━━━ Items

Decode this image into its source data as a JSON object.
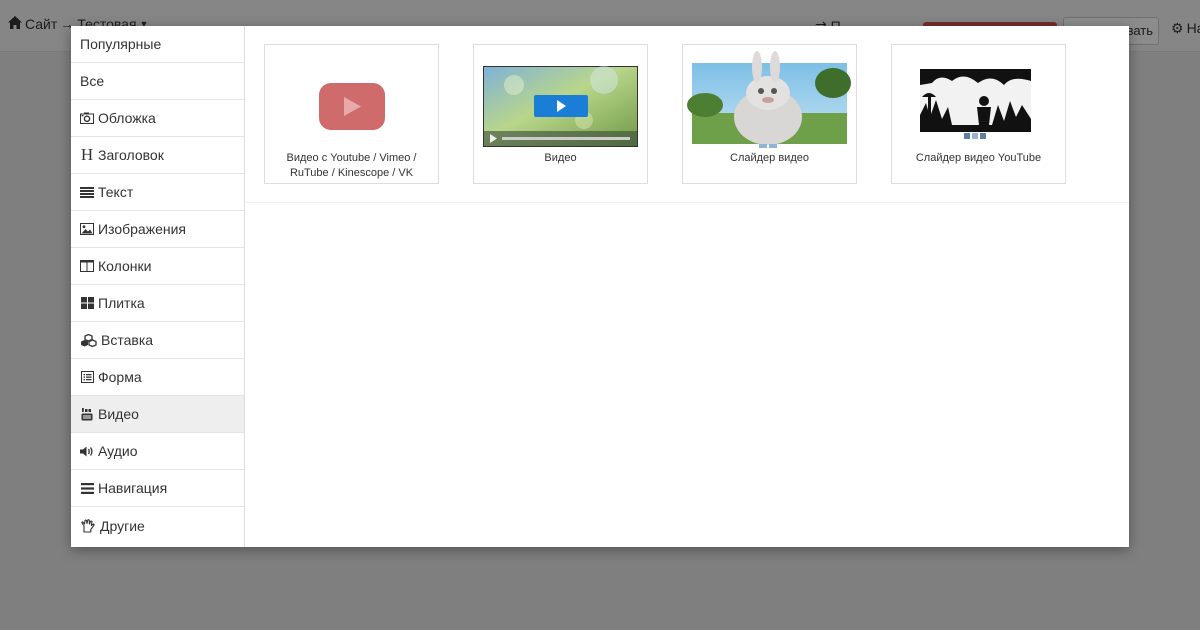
{
  "topbar": {
    "breadcrumb_site": "Сайт",
    "breadcrumb_arrow": "→",
    "breadcrumb_page": "Тестовая",
    "middle_text": "⇄ П",
    "white_button_label": "вать",
    "settings_label": "На"
  },
  "categories": [
    {
      "label": "Популярные",
      "icon": "none"
    },
    {
      "label": "Все",
      "icon": "none"
    },
    {
      "label": "Обложка",
      "icon": "camera-icon"
    },
    {
      "label": "Заголовок",
      "icon": "header-icon"
    },
    {
      "label": "Текст",
      "icon": "align-justify-icon"
    },
    {
      "label": "Изображения",
      "icon": "picture-icon"
    },
    {
      "label": "Колонки",
      "icon": "columns-icon"
    },
    {
      "label": "Плитка",
      "icon": "th-large-icon"
    },
    {
      "label": "Вставка",
      "icon": "cubes-icon"
    },
    {
      "label": "Форма",
      "icon": "list-alt-icon"
    },
    {
      "label": "Видео",
      "icon": "youtube-icon",
      "active": true
    },
    {
      "label": "Аудио",
      "icon": "volume-icon"
    },
    {
      "label": "Навигация",
      "icon": "bars-icon"
    },
    {
      "label": "Другие",
      "icon": "hand-icon"
    }
  ],
  "blocks": [
    {
      "label": "Видео с Youtube / Vimeo / RuTube / Kinescope / VK",
      "thumb": "youtube-logo"
    },
    {
      "label": "Видео",
      "thumb": "video-player"
    },
    {
      "label": "Слайдер видео",
      "thumb": "bunny-video"
    },
    {
      "label": "Слайдер видео YouTube",
      "thumb": "dark-forest-video"
    }
  ],
  "colors": {
    "youtube_red": "#cf6b6b",
    "play_blue": "#1a7dd6",
    "active_category_bg": "#eeeeee",
    "top_red_button": "#d9534f"
  }
}
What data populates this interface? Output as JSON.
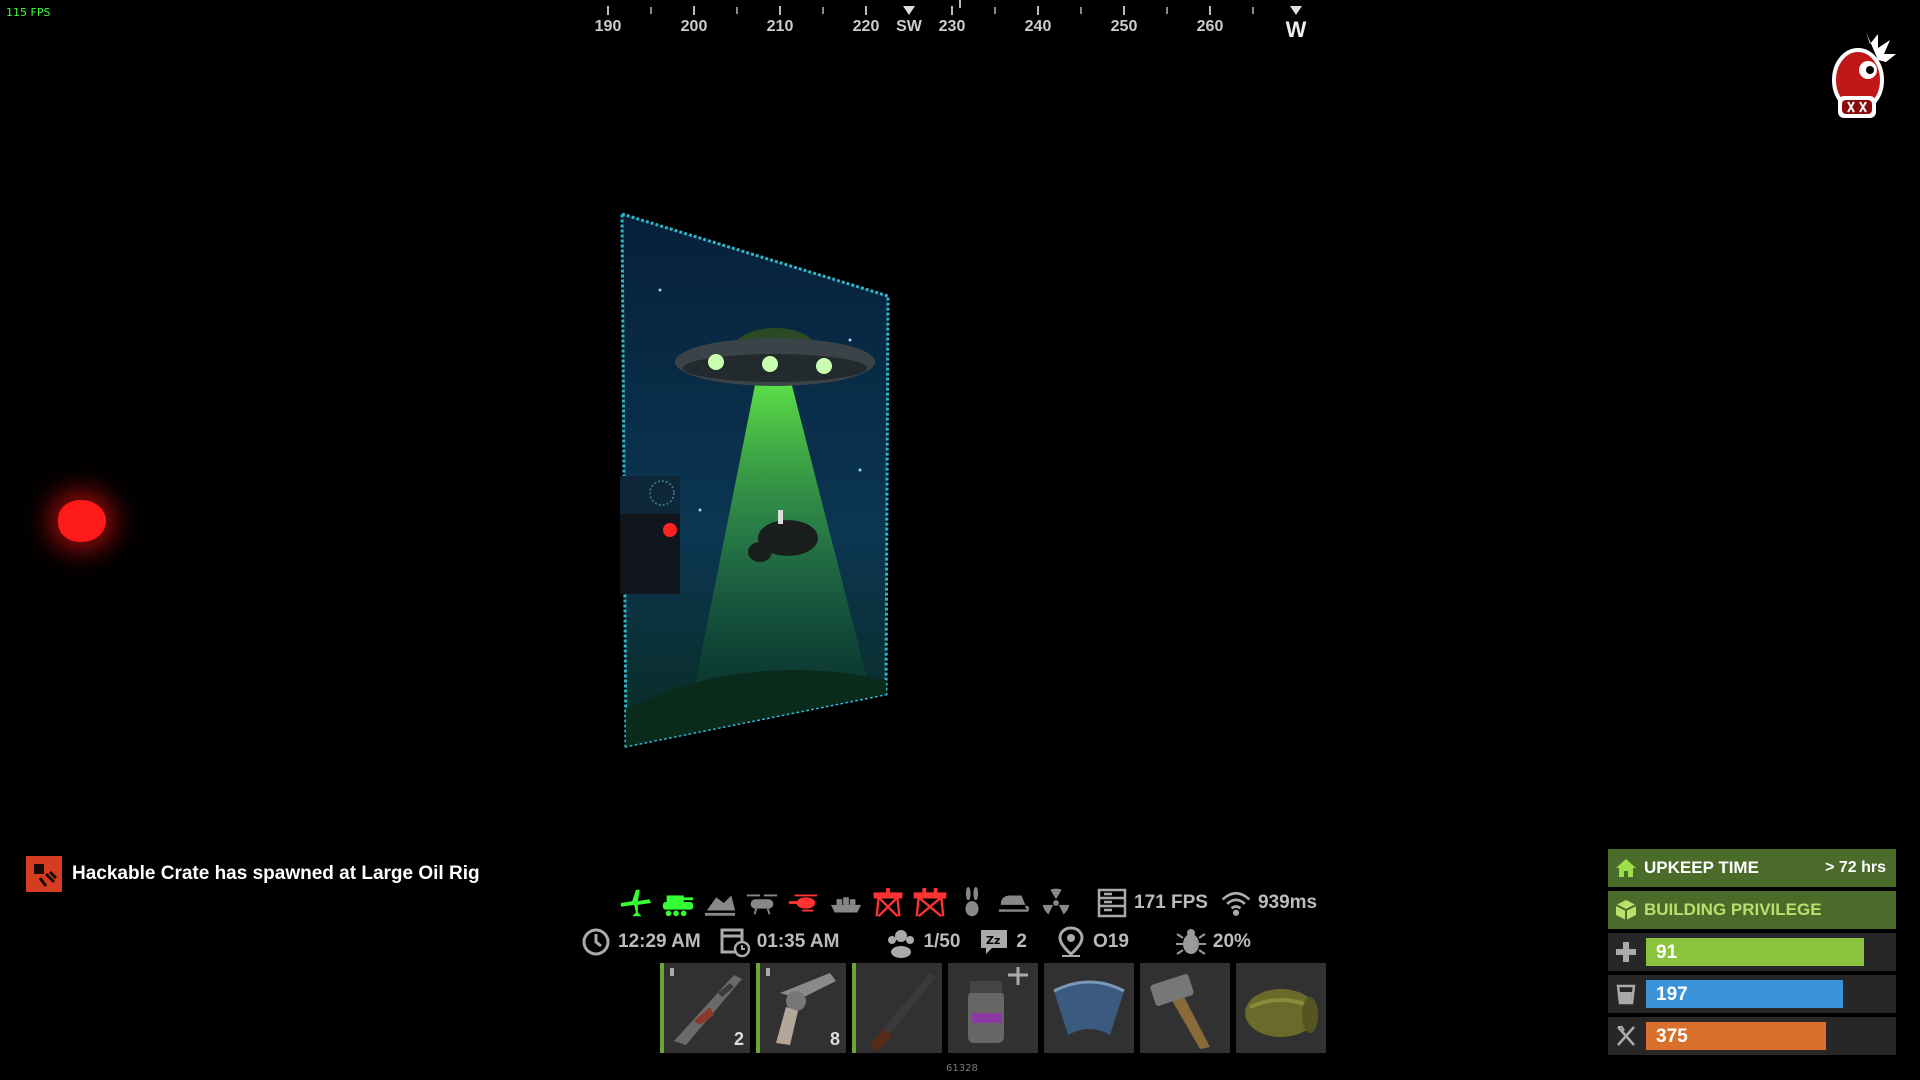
{
  "top_fps": "115 FPS",
  "compass": {
    "labels": [
      {
        "text": "190",
        "big": false
      },
      {
        "text": "200",
        "big": false
      },
      {
        "text": "210",
        "big": false
      },
      {
        "text": "220",
        "big": false
      },
      {
        "text": "SW",
        "big": false
      },
      {
        "text": "230",
        "big": false
      },
      {
        "text": "240",
        "big": false
      },
      {
        "text": "250",
        "big": false
      },
      {
        "text": "260",
        "big": false
      },
      {
        "text": "W",
        "big": true
      }
    ]
  },
  "notification": {
    "text": "Hackable Crate has spawned at Large Oil Rig",
    "icon": "crate-event-icon",
    "color": "#d63c22"
  },
  "events": {
    "icons": [
      {
        "name": "airdrop-plane-icon",
        "color": "#33ff33"
      },
      {
        "name": "bradley-tank-icon",
        "color": "#33ff33"
      },
      {
        "name": "crashed-heli-icon",
        "color": "#888888"
      },
      {
        "name": "chinook-icon",
        "color": "#888888"
      },
      {
        "name": "patrol-heli-icon",
        "color": "#ff3333"
      },
      {
        "name": "cargo-ship-icon",
        "color": "#888888"
      },
      {
        "name": "small-oil-rig-icon",
        "color": "#ff3333"
      },
      {
        "name": "large-oil-rig-icon",
        "color": "#ff3333"
      },
      {
        "name": "bunny-icon",
        "color": "#888888"
      },
      {
        "name": "santa-sleigh-icon",
        "color": "#888888"
      },
      {
        "name": "radiation-icon",
        "color": "#888888"
      }
    ],
    "server_fps": "171 FPS",
    "ping": "939ms"
  },
  "info": {
    "game_time": "12:29 AM",
    "real_time": "01:35 AM",
    "players": "1/50",
    "sleepers": "2",
    "grid": "O19",
    "bugs_pct": "20%"
  },
  "hotbar": {
    "slots": [
      {
        "item": "assault-rifle-icon",
        "count": "2",
        "bar": true,
        "pip": true
      },
      {
        "item": "revolver-icon",
        "count": "8",
        "bar": true,
        "pip": true
      },
      {
        "item": "shotgun-icon",
        "count": "",
        "bar": true,
        "pip": false
      },
      {
        "item": "smoke-grenade-icon",
        "count": "",
        "bar": false,
        "pip": false
      },
      {
        "item": "roof-icon",
        "count": "",
        "bar": false,
        "pip": false
      },
      {
        "item": "hammer-icon",
        "count": "",
        "bar": false,
        "pip": false
      },
      {
        "item": "sleeping-bag-icon",
        "count": "",
        "bar": false,
        "pip": false
      }
    ],
    "id_text": "61328"
  },
  "panel": {
    "upkeep_label": "UPKEEP TIME",
    "upkeep_value": "> 72 hrs",
    "privilege_label": "BUILDING PRIVILEGE",
    "health": {
      "value": "91",
      "fraction": 0.91,
      "color": "#8ac43f"
    },
    "water": {
      "value": "197",
      "fraction": 0.82,
      "color": "#3a92d8"
    },
    "food": {
      "value": "375",
      "fraction": 0.75,
      "color": "#d8702c"
    }
  }
}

━━━━━━

**Task to carry out**.
Omit every picture, then reproduce the rest of the listing exactly.

**Task response**.
Decode this image into its source data as a JSON object.
{
  "topbar": {
    "breadcrumb_site": "Сайт",
    "breadcrumb_arrow": "→",
    "breadcrumb_page": "Тестовая",
    "middle_text": "⇄ П",
    "white_button_label": "вать",
    "settings_label": "На"
  },
  "categories": [
    {
      "label": "Популярные",
      "icon": "none"
    },
    {
      "label": "Все",
      "icon": "none"
    },
    {
      "label": "Обложка",
      "icon": "camera-icon"
    },
    {
      "label": "Заголовок",
      "icon": "header-icon"
    },
    {
      "label": "Текст",
      "icon": "align-justify-icon"
    },
    {
      "label": "Изображения",
      "icon": "picture-icon"
    },
    {
      "label": "Колонки",
      "icon": "columns-icon"
    },
    {
      "label": "Плитка",
      "icon": "th-large-icon"
    },
    {
      "label": "Вставка",
      "icon": "cubes-icon"
    },
    {
      "label": "Форма",
      "icon": "list-alt-icon"
    },
    {
      "label": "Видео",
      "icon": "youtube-icon",
      "active": true
    },
    {
      "label": "Аудио",
      "icon": "volume-icon"
    },
    {
      "label": "Навигация",
      "icon": "bars-icon"
    },
    {
      "label": "Другие",
      "icon": "hand-icon"
    }
  ],
  "blocks": [
    {
      "label": "Видео с Youtube / Vimeo / RuTube / Kinescope / VK",
      "thumb": "youtube-logo"
    },
    {
      "label": "Видео",
      "thumb": "video-player"
    },
    {
      "label": "Слайдер видео",
      "thumb": "bunny-video"
    },
    {
      "label": "Слайдер видео YouTube",
      "thumb": "dark-forest-video"
    }
  ],
  "colors": {
    "youtube_red": "#cf6b6b",
    "play_blue": "#1a7dd6",
    "active_category_bg": "#eeeeee",
    "top_red_button": "#d9534f"
  }
}
What data populates this interface? Output as JSON.
{
  "top_fps": "115 FPS",
  "compass": {
    "labels": [
      {
        "text": "190",
        "big": false
      },
      {
        "text": "200",
        "big": false
      },
      {
        "text": "210",
        "big": false
      },
      {
        "text": "220",
        "big": false
      },
      {
        "text": "SW",
        "big": false
      },
      {
        "text": "230",
        "big": false
      },
      {
        "text": "240",
        "big": false
      },
      {
        "text": "250",
        "big": false
      },
      {
        "text": "260",
        "big": false
      },
      {
        "text": "W",
        "big": true
      }
    ]
  },
  "notification": {
    "text": "Hackable Crate has spawned at Large Oil Rig",
    "icon": "crate-event-icon",
    "color": "#d63c22"
  },
  "events": {
    "icons": [
      {
        "name": "airdrop-plane-icon",
        "color": "#33ff33"
      },
      {
        "name": "bradley-tank-icon",
        "color": "#33ff33"
      },
      {
        "name": "crashed-heli-icon",
        "color": "#888888"
      },
      {
        "name": "chinook-icon",
        "color": "#888888"
      },
      {
        "name": "patrol-heli-icon",
        "color": "#ff3333"
      },
      {
        "name": "cargo-ship-icon",
        "color": "#888888"
      },
      {
        "name": "small-oil-rig-icon",
        "color": "#ff3333"
      },
      {
        "name": "large-oil-rig-icon",
        "color": "#ff3333"
      },
      {
        "name": "bunny-icon",
        "color": "#888888"
      },
      {
        "name": "santa-sleigh-icon",
        "color": "#888888"
      },
      {
        "name": "radiation-icon",
        "color": "#888888"
      }
    ],
    "server_fps": "171 FPS",
    "ping": "939ms"
  },
  "info": {
    "game_time": "12:29 AM",
    "real_time": "01:35 AM",
    "players": "1/50",
    "sleepers": "2",
    "grid": "O19",
    "bugs_pct": "20%"
  },
  "hotbar": {
    "slots": [
      {
        "item": "assault-rifle-icon",
        "count": "2",
        "bar": true,
        "pip": true
      },
      {
        "item": "revolver-icon",
        "count": "8",
        "bar": true,
        "pip": true
      },
      {
        "item": "shotgun-icon",
        "count": "",
        "bar": true,
        "pip": false
      },
      {
        "item": "smoke-grenade-icon",
        "count": "",
        "bar": false,
        "pip": false
      },
      {
        "item": "roof-icon",
        "count": "",
        "bar": false,
        "pip": false
      },
      {
        "item": "hammer-icon",
        "count": "",
        "bar": false,
        "pip": false
      },
      {
        "item": "sleeping-bag-icon",
        "count": "",
        "bar": false,
        "pip": false
      }
    ],
    "id_text": "61328"
  },
  "panel": {
    "upkeep_label": "UPKEEP TIME",
    "upkeep_value": "> 72 hrs",
    "privilege_label": "BUILDING PRIVILEGE",
    "health": {
      "value": "91",
      "fraction": 0.91,
      "color": "#8ac43f"
    },
    "water": {
      "value": "197",
      "fraction": 0.82,
      "color": "#3a92d8"
    },
    "food": {
      "value": "375",
      "fraction": 0.75,
      "color": "#d8702c"
    }
  }
}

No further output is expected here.